- The problem -
Copy out the part of the tensor discussion below between "Cross product gives" and "useful understanding point.", inclusive, word for word.

--- Passage shown ---

So I'm attempting to write a basic (ie 1st year undergraduate level) introduction to tensors at the moment, where the idea is that I avoid doing the "a tensor is a set of quantities which satisfies the following transformation rule" thing, because that confused the hell out of me when I learnt tensors. I'm going for the "a tensor is a multilinear map" route instead.

I thought that I could do it all without going through dual spaces (just focusing on Cartesian tensors) but I've now hit a brick wall - I simply can't find a good way of describing contraction from the linear maps viewpoint. I'd rather not talk about covectors and dual spaces if I can avoid it, but I'd rather do that than have to resort to describing contraction in terms of indices.

Any ideas?
Reply 1
For cartesian tensors, they're really just generalised multidimensional matrices. I really mean multi-rank matrices but multidimensional seems more obvious when you think of matrices as 2d. Quickly, you need to introduce the concept of rank and keep dimension for it's usual meaning otherwise things are going to get too confusing.

Contraction, when done on a single tensor, is just the trace of the matrix. When the rank is 3 or more, you're doing a trace operation for each 2d "slice" of the tensor, so you get a tensor of rank two less than before (trace of a matrix is just a number or rank 0 tensor).

Cross product gives you a big tensor with every possible product in it, often not terribly useful, but contraction across an index from each component tensor in the product gives you a generalisation of matrix multiplication.

I've often wondered about the whole column vector = vector and row vector = covector. The dot product then works, and you can disallow transforming one to the other by straight transposition but forcing the use of the metric. I think this breaks down pretty quickly though as when you write down matrices as being one up and one down index tensors, you can't really have a consistent notation for writing down tensors of rank 2 with all up or all down indices.

At this point index notation, and repeated index summation convention become very necessary but I think that contraction across outer products being like matrix multiplication is a useful understanding point.

--- Data records ---

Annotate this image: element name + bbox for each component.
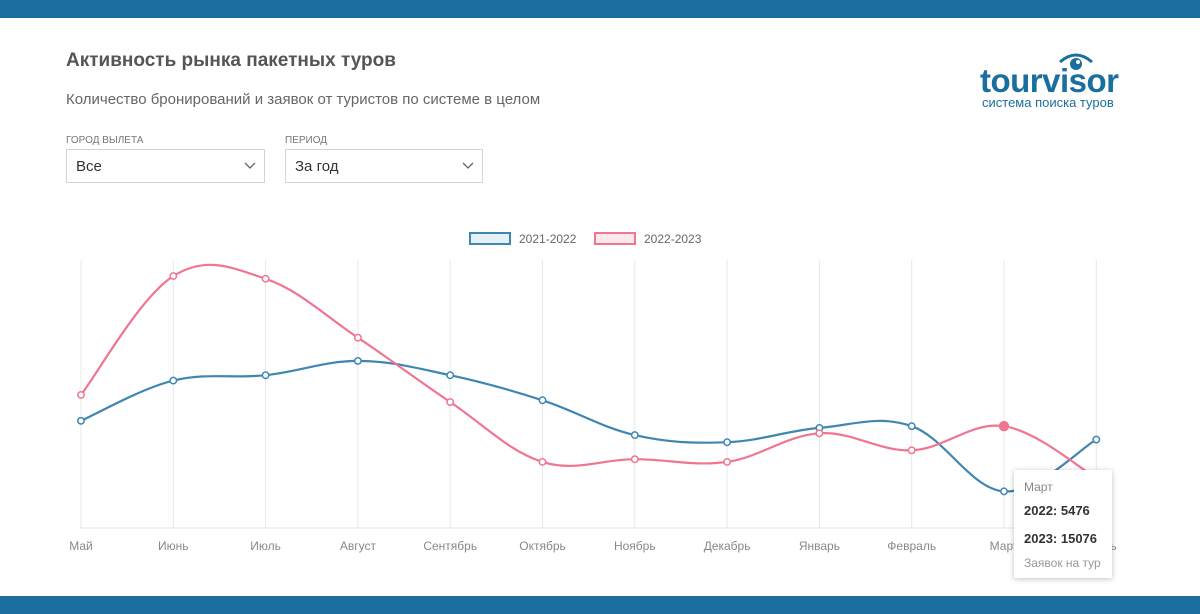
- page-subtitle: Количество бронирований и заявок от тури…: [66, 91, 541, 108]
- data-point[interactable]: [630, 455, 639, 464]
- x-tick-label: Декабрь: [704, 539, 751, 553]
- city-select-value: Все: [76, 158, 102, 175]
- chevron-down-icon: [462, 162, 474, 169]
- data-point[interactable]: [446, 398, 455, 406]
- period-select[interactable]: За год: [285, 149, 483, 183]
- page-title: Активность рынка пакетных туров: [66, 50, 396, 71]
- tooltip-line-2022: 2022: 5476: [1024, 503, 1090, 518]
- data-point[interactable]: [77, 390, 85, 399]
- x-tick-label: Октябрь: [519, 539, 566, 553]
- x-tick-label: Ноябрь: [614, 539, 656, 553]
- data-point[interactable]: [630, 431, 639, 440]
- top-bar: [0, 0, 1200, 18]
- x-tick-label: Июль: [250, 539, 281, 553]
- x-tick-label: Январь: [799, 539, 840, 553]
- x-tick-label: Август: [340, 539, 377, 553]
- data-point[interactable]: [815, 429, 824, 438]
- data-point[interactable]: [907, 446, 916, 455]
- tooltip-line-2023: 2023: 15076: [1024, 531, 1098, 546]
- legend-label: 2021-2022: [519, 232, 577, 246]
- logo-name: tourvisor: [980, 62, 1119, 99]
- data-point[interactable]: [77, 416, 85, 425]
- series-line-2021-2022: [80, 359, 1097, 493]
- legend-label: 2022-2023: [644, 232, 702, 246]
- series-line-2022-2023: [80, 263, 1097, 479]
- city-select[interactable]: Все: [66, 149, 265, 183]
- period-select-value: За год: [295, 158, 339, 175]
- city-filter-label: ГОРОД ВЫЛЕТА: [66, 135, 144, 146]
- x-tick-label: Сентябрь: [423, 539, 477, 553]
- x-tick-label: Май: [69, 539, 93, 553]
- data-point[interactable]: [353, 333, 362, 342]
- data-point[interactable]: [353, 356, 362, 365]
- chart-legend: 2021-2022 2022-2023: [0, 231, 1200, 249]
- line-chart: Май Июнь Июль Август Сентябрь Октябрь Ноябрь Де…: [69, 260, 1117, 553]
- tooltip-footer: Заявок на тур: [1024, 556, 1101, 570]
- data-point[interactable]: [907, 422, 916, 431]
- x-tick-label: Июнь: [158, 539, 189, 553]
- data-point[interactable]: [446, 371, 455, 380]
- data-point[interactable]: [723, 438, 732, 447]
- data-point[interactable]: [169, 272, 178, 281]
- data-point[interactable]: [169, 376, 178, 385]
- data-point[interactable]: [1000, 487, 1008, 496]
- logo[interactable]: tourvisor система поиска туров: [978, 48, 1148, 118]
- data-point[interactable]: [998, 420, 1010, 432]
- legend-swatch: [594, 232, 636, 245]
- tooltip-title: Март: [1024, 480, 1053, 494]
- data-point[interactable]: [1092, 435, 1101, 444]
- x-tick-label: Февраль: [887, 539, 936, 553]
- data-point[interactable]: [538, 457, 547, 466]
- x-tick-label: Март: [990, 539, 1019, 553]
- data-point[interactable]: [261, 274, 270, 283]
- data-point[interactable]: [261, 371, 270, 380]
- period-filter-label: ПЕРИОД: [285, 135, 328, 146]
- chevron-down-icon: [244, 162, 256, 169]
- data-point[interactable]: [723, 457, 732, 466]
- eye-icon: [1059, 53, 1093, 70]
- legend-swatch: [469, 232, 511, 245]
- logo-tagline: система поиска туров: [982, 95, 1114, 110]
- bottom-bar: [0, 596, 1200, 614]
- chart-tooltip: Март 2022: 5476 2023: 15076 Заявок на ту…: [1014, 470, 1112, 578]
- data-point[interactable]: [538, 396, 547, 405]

---
--- Data records ---

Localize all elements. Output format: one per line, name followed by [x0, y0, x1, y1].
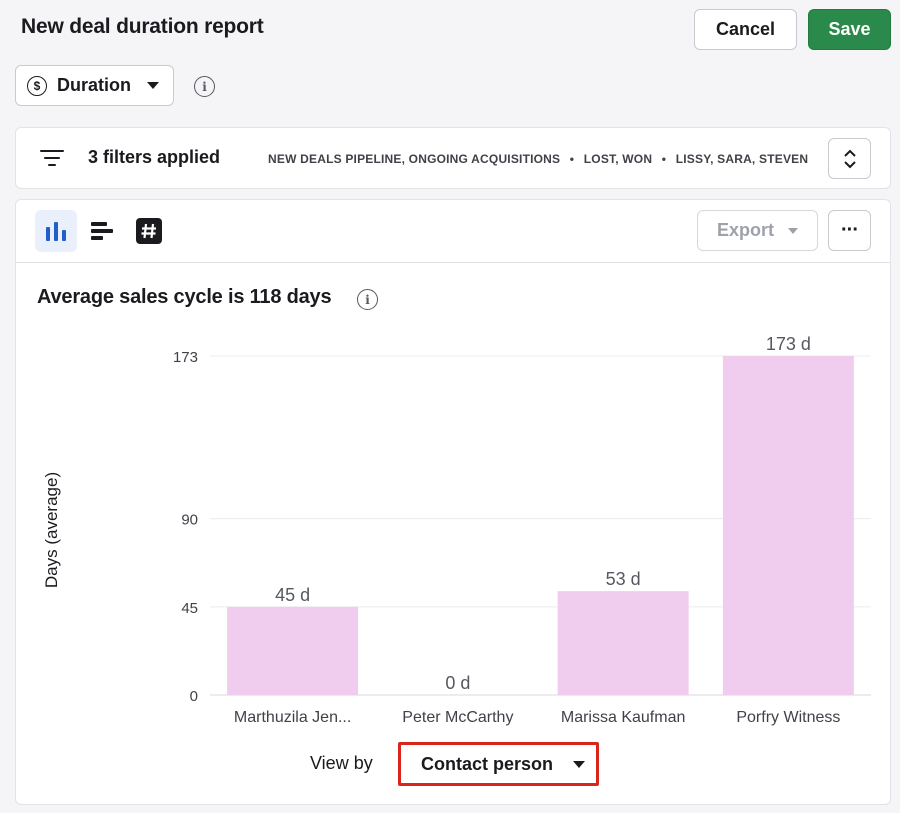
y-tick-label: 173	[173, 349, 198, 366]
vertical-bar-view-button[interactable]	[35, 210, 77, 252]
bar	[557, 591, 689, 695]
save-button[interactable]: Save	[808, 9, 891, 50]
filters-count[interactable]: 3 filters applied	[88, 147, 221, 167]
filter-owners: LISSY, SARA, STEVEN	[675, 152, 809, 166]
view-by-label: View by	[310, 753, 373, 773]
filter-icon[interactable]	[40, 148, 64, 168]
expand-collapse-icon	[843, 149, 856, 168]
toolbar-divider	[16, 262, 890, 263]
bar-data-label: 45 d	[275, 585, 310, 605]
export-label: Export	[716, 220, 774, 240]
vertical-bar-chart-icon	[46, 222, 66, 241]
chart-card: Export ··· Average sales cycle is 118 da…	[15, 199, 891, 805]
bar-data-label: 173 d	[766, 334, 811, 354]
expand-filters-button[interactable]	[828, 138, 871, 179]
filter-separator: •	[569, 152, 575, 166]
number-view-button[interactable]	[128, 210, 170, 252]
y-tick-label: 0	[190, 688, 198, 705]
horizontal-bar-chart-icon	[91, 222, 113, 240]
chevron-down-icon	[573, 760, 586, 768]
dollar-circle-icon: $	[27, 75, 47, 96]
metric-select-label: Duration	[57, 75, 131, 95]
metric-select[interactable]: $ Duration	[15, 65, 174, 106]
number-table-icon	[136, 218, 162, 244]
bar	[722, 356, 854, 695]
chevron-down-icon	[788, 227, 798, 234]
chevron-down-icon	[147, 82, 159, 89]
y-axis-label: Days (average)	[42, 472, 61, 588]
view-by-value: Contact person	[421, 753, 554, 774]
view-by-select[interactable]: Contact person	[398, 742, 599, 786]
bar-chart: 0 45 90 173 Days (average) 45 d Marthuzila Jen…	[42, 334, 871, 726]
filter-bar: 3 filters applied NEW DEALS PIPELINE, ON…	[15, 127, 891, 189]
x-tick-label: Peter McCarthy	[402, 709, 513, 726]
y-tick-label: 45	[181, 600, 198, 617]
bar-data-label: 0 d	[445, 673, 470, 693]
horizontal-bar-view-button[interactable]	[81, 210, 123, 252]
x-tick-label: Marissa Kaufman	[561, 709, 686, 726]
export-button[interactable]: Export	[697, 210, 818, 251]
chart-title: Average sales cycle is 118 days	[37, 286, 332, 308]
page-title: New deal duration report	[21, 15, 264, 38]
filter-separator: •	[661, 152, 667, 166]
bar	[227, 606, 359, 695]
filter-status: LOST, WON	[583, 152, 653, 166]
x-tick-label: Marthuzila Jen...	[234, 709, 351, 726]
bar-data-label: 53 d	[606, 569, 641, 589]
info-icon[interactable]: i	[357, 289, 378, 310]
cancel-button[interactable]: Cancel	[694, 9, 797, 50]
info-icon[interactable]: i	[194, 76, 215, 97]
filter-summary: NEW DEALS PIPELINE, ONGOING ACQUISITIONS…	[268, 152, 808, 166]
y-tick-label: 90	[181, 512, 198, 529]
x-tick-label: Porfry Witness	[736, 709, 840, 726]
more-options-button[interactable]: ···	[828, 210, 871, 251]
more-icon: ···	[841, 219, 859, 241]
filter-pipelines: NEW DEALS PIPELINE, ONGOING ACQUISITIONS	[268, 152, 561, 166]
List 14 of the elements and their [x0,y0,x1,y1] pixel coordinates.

---

- Result of this task -
Cross product gives you a big tensor with every possible product in it, often not terribly useful, but contraction across an index from each component tensor in the product gives you a generalisation of matrix multiplication.

I've often wondered about the whole column vector = vector and row vector = covector. The dot product then works, and you can disallow transforming one to the other by straight transposition but forcing the use of the metric. I think this breaks down pretty quickly though as when you write down matrices as being one up and one down index tensors, you can't really have a consistent notation for writing down tensors of rank 2 with all up or all down indices.

At this point index notation, and repeated index summation convention become very necessary but I think that contraction across outer products being like matrix multiplication is a useful understanding point.